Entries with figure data
======

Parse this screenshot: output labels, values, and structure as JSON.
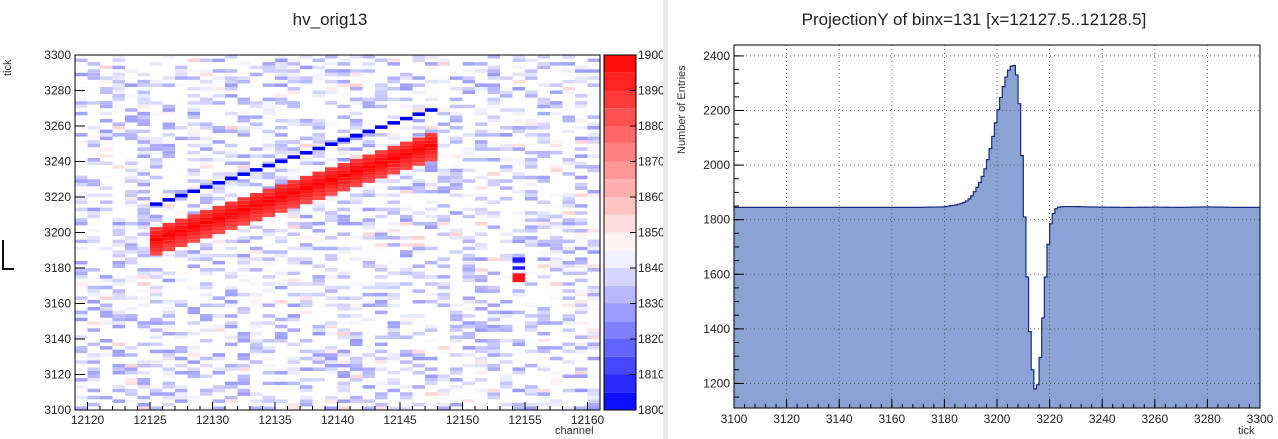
{
  "left": {
    "title": "hv_orig13",
    "xlabel": "channel",
    "ylabel": "tick"
  },
  "right": {
    "title": "ProjectionY of binx=131 [x=12127.5..12128.5]",
    "xlabel": "tick",
    "ylabel": "Number of Entries"
  },
  "chart_data": [
    {
      "type": "heatmap",
      "title": "hv_orig13",
      "xlabel": "channel",
      "ylabel": "tick",
      "xlim": [
        12119,
        12161
      ],
      "ylim": [
        3100,
        3300
      ],
      "x_ticks": [
        12120,
        12125,
        12130,
        12135,
        12140,
        12145,
        12150,
        12155,
        12160
      ],
      "y_ticks": [
        3100,
        3120,
        3140,
        3160,
        3180,
        3200,
        3220,
        3240,
        3260,
        3280,
        3300
      ],
      "zlim": [
        1800,
        1900
      ],
      "z_ticks": [
        1800,
        1810,
        1820,
        1830,
        1840,
        1850,
        1860,
        1870,
        1880,
        1890,
        1900
      ],
      "baseline": 1845,
      "features": [
        {
          "name": "track",
          "channel_start": 12125,
          "channel_end": 12147,
          "tick_start": 3205,
          "tick_end": 3258,
          "positive_peak": 1900,
          "negative_dip": 1800
        },
        {
          "name": "spot",
          "channel_start": 12154,
          "channel_end": 12155,
          "tick_start": 3172,
          "tick_end": 3186,
          "positive_peak": 1895,
          "negative_dip": 1805
        }
      ]
    },
    {
      "type": "area",
      "title": "ProjectionY of binx=131 [x=12127.5..12128.5]",
      "xlabel": "tick",
      "ylabel": "Number of Entries",
      "xlim": [
        3100,
        3300
      ],
      "ylim": [
        1110,
        2440
      ],
      "x_ticks": [
        3100,
        3120,
        3140,
        3160,
        3180,
        3200,
        3220,
        3240,
        3260,
        3280,
        3300
      ],
      "y_ticks": [
        1200,
        1400,
        1600,
        1800,
        2000,
        2200,
        2400
      ],
      "grid": true,
      "fill_color": "#8aa3d4",
      "line_color": "#1a2a80",
      "x": [
        3100,
        3110,
        3120,
        3130,
        3140,
        3150,
        3160,
        3170,
        3180,
        3185,
        3188,
        3190,
        3192,
        3194,
        3196,
        3198,
        3200,
        3202,
        3204,
        3206,
        3207,
        3208,
        3209,
        3210,
        3211,
        3212,
        3213,
        3214,
        3215,
        3216,
        3217,
        3218,
        3219,
        3220,
        3221,
        3222,
        3223,
        3225,
        3230,
        3240,
        3250,
        3260,
        3270,
        3280,
        3290,
        3300
      ],
      "y": [
        1845,
        1845,
        1845,
        1845,
        1845,
        1845,
        1845,
        1845,
        1847,
        1855,
        1865,
        1880,
        1910,
        1945,
        2000,
        2080,
        2180,
        2270,
        2340,
        2370,
        2360,
        2300,
        2150,
        1920,
        1700,
        1480,
        1300,
        1200,
        1160,
        1230,
        1360,
        1520,
        1660,
        1760,
        1810,
        1835,
        1845,
        1848,
        1848,
        1846,
        1845,
        1846,
        1845,
        1847,
        1845,
        1845
      ]
    }
  ]
}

======

> PROBLEM DETAILS
Exact duplication of all the records is required; pictures are omitted from the copy.

> WRITTEN RESPONSE
Parse this screenshot: output labels, values, and structure as JSON.
{
  "left": {
    "title": "hv_orig13",
    "xlabel": "channel",
    "ylabel": "tick"
  },
  "right": {
    "title": "ProjectionY of binx=131 [x=12127.5..12128.5]",
    "xlabel": "tick",
    "ylabel": "Number of Entries"
  },
  "chart_data": [
    {
      "type": "heatmap",
      "title": "hv_orig13",
      "xlabel": "channel",
      "ylabel": "tick",
      "xlim": [
        12119,
        12161
      ],
      "ylim": [
        3100,
        3300
      ],
      "x_ticks": [
        12120,
        12125,
        12130,
        12135,
        12140,
        12145,
        12150,
        12155,
        12160
      ],
      "y_ticks": [
        3100,
        3120,
        3140,
        3160,
        3180,
        3200,
        3220,
        3240,
        3260,
        3280,
        3300
      ],
      "zlim": [
        1800,
        1900
      ],
      "z_ticks": [
        1800,
        1810,
        1820,
        1830,
        1840,
        1850,
        1860,
        1870,
        1880,
        1890,
        1900
      ],
      "baseline": 1845,
      "features": [
        {
          "name": "track",
          "channel_start": 12125,
          "channel_end": 12147,
          "tick_start": 3205,
          "tick_end": 3258,
          "positive_peak": 1900,
          "negative_dip": 1800
        },
        {
          "name": "spot",
          "channel_start": 12154,
          "channel_end": 12155,
          "tick_start": 3172,
          "tick_end": 3186,
          "positive_peak": 1895,
          "negative_dip": 1805
        }
      ]
    },
    {
      "type": "area",
      "title": "ProjectionY of binx=131 [x=12127.5..12128.5]",
      "xlabel": "tick",
      "ylabel": "Number of Entries",
      "xlim": [
        3100,
        3300
      ],
      "ylim": [
        1110,
        2440
      ],
      "x_ticks": [
        3100,
        3120,
        3140,
        3160,
        3180,
        3200,
        3220,
        3240,
        3260,
        3280,
        3300
      ],
      "y_ticks": [
        1200,
        1400,
        1600,
        1800,
        2000,
        2200,
        2400
      ],
      "grid": true,
      "fill_color": "#8aa3d4",
      "line_color": "#1a2a80",
      "x": [
        3100,
        3110,
        3120,
        3130,
        3140,
        3150,
        3160,
        3170,
        3180,
        3185,
        3188,
        3190,
        3192,
        3194,
        3196,
        3198,
        3200,
        3202,
        3204,
        3206,
        3207,
        3208,
        3209,
        3210,
        3211,
        3212,
        3213,
        3214,
        3215,
        3216,
        3217,
        3218,
        3219,
        3220,
        3221,
        3222,
        3223,
        3225,
        3230,
        3240,
        3250,
        3260,
        3270,
        3280,
        3290,
        3300
      ],
      "y": [
        1845,
        1845,
        1845,
        1845,
        1845,
        1845,
        1845,
        1845,
        1847,
        1855,
        1865,
        1880,
        1910,
        1945,
        2000,
        2080,
        2180,
        2270,
        2340,
        2370,
        2360,
        2300,
        2150,
        1920,
        1700,
        1480,
        1300,
        1200,
        1160,
        1230,
        1360,
        1520,
        1660,
        1760,
        1810,
        1835,
        1845,
        1848,
        1848,
        1846,
        1845,
        1846,
        1845,
        1847,
        1845,
        1845
      ]
    }
  ]
}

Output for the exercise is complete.